▶ [Work required]:
Please give back the listing below with every line unchanged and in its original order.

-- -- --

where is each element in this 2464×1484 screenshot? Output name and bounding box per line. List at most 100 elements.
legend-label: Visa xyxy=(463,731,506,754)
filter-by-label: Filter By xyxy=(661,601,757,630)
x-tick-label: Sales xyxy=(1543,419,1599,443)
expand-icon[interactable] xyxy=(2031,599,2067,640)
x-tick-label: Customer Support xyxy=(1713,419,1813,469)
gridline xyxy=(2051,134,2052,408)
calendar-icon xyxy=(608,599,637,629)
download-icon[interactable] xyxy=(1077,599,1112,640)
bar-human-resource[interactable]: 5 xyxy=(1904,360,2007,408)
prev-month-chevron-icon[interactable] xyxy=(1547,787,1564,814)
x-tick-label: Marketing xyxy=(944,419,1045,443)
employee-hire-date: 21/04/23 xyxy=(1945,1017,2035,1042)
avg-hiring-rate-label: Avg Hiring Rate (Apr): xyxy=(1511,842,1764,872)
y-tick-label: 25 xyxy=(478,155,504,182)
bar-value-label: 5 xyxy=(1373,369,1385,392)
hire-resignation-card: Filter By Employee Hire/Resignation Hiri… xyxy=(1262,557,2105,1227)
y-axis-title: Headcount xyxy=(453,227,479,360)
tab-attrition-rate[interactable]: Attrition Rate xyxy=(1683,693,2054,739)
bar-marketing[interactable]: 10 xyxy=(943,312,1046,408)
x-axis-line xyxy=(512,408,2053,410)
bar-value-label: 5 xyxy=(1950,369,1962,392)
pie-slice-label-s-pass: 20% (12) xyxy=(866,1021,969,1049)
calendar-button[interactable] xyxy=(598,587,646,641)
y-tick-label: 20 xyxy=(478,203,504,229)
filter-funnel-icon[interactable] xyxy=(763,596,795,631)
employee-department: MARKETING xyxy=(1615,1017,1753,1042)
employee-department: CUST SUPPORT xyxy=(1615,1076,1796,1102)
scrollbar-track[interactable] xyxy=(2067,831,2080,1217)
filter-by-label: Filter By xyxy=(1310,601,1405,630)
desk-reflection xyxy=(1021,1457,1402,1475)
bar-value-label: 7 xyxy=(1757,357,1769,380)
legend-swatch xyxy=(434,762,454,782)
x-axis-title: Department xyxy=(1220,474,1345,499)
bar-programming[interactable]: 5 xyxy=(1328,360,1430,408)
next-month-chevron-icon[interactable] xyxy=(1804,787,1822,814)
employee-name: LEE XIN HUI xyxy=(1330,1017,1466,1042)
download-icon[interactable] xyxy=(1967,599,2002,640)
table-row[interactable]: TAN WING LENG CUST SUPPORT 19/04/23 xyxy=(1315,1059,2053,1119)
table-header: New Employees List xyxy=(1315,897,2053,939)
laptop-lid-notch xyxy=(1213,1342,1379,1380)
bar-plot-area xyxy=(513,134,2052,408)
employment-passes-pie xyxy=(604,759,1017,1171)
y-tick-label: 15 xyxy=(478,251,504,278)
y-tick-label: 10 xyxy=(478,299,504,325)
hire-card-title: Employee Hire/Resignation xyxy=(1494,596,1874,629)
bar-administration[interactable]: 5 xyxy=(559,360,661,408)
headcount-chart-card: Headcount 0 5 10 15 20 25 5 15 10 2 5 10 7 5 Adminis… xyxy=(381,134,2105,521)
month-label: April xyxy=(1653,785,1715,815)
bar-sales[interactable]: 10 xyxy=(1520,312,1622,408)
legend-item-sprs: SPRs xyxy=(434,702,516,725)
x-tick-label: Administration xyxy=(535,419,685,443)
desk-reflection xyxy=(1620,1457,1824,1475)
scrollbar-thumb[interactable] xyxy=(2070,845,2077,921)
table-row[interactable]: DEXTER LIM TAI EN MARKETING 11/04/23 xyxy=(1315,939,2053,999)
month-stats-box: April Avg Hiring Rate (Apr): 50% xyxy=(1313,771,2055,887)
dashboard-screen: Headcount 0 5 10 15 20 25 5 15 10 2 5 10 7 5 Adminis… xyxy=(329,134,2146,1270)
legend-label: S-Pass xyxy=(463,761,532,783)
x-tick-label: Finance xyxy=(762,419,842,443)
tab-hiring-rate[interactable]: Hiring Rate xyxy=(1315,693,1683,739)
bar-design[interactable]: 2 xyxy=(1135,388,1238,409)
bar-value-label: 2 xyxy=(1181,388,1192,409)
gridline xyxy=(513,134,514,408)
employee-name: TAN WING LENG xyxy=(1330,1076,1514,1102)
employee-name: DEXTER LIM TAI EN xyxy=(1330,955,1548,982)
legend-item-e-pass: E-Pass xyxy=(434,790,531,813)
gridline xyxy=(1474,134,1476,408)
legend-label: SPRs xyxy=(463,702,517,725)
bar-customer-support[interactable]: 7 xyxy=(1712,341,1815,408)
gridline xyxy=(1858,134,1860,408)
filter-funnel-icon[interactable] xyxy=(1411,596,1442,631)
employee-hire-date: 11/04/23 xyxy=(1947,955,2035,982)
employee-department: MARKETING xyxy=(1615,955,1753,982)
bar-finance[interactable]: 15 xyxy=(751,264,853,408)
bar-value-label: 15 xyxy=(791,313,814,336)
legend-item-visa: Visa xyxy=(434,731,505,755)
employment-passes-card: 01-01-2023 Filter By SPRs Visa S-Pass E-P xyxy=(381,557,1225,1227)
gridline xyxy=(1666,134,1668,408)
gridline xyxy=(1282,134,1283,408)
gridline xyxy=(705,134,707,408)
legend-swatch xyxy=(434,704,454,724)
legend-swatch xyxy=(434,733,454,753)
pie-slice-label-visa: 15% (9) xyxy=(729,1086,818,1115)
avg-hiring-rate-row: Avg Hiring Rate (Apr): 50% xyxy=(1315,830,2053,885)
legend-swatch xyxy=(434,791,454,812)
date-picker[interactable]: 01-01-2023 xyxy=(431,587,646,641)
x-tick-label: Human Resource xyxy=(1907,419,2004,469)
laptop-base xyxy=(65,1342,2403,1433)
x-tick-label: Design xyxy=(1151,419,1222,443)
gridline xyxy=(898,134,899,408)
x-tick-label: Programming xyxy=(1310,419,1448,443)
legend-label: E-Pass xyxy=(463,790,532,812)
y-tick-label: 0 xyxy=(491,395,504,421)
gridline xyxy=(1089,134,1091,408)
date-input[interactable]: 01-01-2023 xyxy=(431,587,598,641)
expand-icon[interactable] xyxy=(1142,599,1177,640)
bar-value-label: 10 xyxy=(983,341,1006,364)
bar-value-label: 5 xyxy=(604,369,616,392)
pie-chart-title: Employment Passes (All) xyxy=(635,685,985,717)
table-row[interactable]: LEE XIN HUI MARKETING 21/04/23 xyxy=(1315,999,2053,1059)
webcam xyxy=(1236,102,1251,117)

-- -- --

▶ [Exercise answer]:
where is each element in this 2464×1484 screenshot? Output name and bounding box per line. List at most 100 elements.
legend-label: Visa xyxy=(463,731,506,754)
filter-by-label: Filter By xyxy=(661,601,757,630)
x-tick-label: Sales xyxy=(1543,419,1599,443)
expand-icon[interactable] xyxy=(2031,599,2067,640)
x-tick-label: Customer Support xyxy=(1713,419,1813,469)
gridline xyxy=(2051,134,2052,408)
calendar-icon xyxy=(608,599,637,629)
download-icon[interactable] xyxy=(1077,599,1112,640)
bar-human-resource[interactable]: 5 xyxy=(1904,360,2007,408)
prev-month-chevron-icon[interactable] xyxy=(1547,787,1564,814)
x-tick-label: Marketing xyxy=(944,419,1045,443)
employee-hire-date: 21/04/23 xyxy=(1945,1017,2035,1042)
avg-hiring-rate-label: Avg Hiring Rate (Apr): xyxy=(1511,842,1764,872)
y-tick-label: 25 xyxy=(478,155,504,182)
bar-value-label: 5 xyxy=(1373,369,1385,392)
hire-resignation-card: Filter By Employee Hire/Resignation Hiri… xyxy=(1262,557,2105,1227)
y-axis-title: Headcount xyxy=(453,227,479,360)
tab-attrition-rate[interactable]: Attrition Rate xyxy=(1683,693,2054,739)
bar-marketing[interactable]: 10 xyxy=(943,312,1046,408)
x-axis-line xyxy=(512,408,2053,410)
bar-value-label: 5 xyxy=(1950,369,1962,392)
pie-slice-label-s-pass: 20% (12) xyxy=(866,1021,969,1049)
calendar-button[interactable] xyxy=(598,587,646,641)
y-tick-label: 20 xyxy=(478,203,504,229)
filter-funnel-icon[interactable] xyxy=(763,596,795,631)
employee-department: MARKETING xyxy=(1615,1017,1753,1042)
employee-department: CUST SUPPORT xyxy=(1615,1076,1796,1102)
scrollbar-track[interactable] xyxy=(2067,831,2080,1217)
filter-by-label: Filter By xyxy=(1310,601,1405,630)
desk-reflection xyxy=(1021,1457,1402,1475)
bar-value-label: 7 xyxy=(1757,357,1769,380)
legend-swatch xyxy=(434,762,454,782)
x-axis-title: Department xyxy=(1220,474,1345,499)
bar-programming[interactable]: 5 xyxy=(1328,360,1430,408)
next-month-chevron-icon[interactable] xyxy=(1804,787,1822,814)
employee-name: LEE XIN HUI xyxy=(1330,1017,1466,1042)
download-icon[interactable] xyxy=(1967,599,2002,640)
table-row[interactable]: TAN WING LENG CUST SUPPORT 19/04/23 xyxy=(1315,1059,2053,1119)
table-header: New Employees List xyxy=(1315,897,2053,939)
laptop-lid-notch xyxy=(1213,1342,1379,1380)
bar-plot-area xyxy=(513,134,2052,408)
employment-passes-pie xyxy=(604,759,1017,1171)
y-tick-label: 15 xyxy=(478,251,504,278)
y-tick-label: 10 xyxy=(478,299,504,325)
hire-card-title: Employee Hire/Resignation xyxy=(1494,596,1874,629)
bar-administration[interactable]: 5 xyxy=(559,360,661,408)
headcount-chart-card: Headcount 0 5 10 15 20 25 5 15 10 2 5 10 7 5 Adminis… xyxy=(381,134,2105,521)
month-label: April xyxy=(1653,785,1715,815)
bar-sales[interactable]: 10 xyxy=(1520,312,1622,408)
legend-item-sprs: SPRs xyxy=(434,702,516,725)
x-tick-label: Administration xyxy=(535,419,685,443)
desk-reflection xyxy=(1620,1457,1824,1475)
scrollbar-thumb[interactable] xyxy=(2070,845,2077,921)
table-row[interactable]: DEXTER LIM TAI EN MARKETING 11/04/23 xyxy=(1315,939,2053,999)
month-stats-box: April Avg Hiring Rate (Apr): 50% xyxy=(1313,771,2055,887)
dashboard-screen: Headcount 0 5 10 15 20 25 5 15 10 2 5 10 7 5 Adminis… xyxy=(329,134,2146,1270)
legend-label: S-Pass xyxy=(463,761,532,783)
x-tick-label: Finance xyxy=(762,419,842,443)
tab-hiring-rate[interactable]: Hiring Rate xyxy=(1315,693,1683,739)
bar-design[interactable]: 2 xyxy=(1135,388,1238,409)
bar-value-label: 2 xyxy=(1181,388,1192,409)
gridline xyxy=(513,134,514,408)
employee-name: TAN WING LENG xyxy=(1330,1076,1514,1102)
employee-name: DEXTER LIM TAI EN xyxy=(1330,955,1548,982)
legend-item-e-pass: E-Pass xyxy=(434,790,531,813)
gridline xyxy=(1474,134,1476,408)
legend-label: SPRs xyxy=(463,702,517,725)
bar-customer-support[interactable]: 7 xyxy=(1712,341,1815,408)
gridline xyxy=(1858,134,1860,408)
filter-funnel-icon[interactable] xyxy=(1411,596,1442,631)
employee-hire-date: 11/04/23 xyxy=(1947,955,2035,982)
employee-department: MARKETING xyxy=(1615,955,1753,982)
bar-finance[interactable]: 15 xyxy=(751,264,853,408)
bar-value-label: 15 xyxy=(791,313,814,336)
legend-item-visa: Visa xyxy=(434,731,505,755)
employment-passes-card: 01-01-2023 Filter By SPRs Visa S-Pass E-P xyxy=(381,557,1225,1227)
gridline xyxy=(1666,134,1668,408)
gridline xyxy=(1282,134,1283,408)
gridline xyxy=(705,134,707,408)
legend-swatch xyxy=(434,704,454,724)
legend-swatch xyxy=(434,733,454,753)
pie-slice-label-visa: 15% (9) xyxy=(729,1086,818,1115)
avg-hiring-rate-row: Avg Hiring Rate (Apr): 50% xyxy=(1315,830,2053,885)
legend-swatch xyxy=(434,791,454,812)
date-picker[interactable]: 01-01-2023 xyxy=(431,587,646,641)
x-tick-label: Human Resource xyxy=(1907,419,2004,469)
laptop-base xyxy=(65,1342,2403,1433)
x-tick-label: Design xyxy=(1151,419,1222,443)
gridline xyxy=(898,134,899,408)
x-tick-label: Programming xyxy=(1310,419,1448,443)
legend-label: E-Pass xyxy=(463,790,532,812)
y-tick-label: 0 xyxy=(491,395,504,421)
gridline xyxy=(1089,134,1091,408)
date-input[interactable]: 01-01-2023 xyxy=(431,587,598,641)
expand-icon[interactable] xyxy=(1142,599,1177,640)
bar-value-label: 10 xyxy=(983,341,1006,364)
bar-value-label: 5 xyxy=(604,369,616,392)
pie-chart-title: Employment Passes (All) xyxy=(635,685,985,717)
table-row[interactable]: LEE XIN HUI MARKETING 21/04/23 xyxy=(1315,999,2053,1059)
webcam xyxy=(1236,102,1251,117)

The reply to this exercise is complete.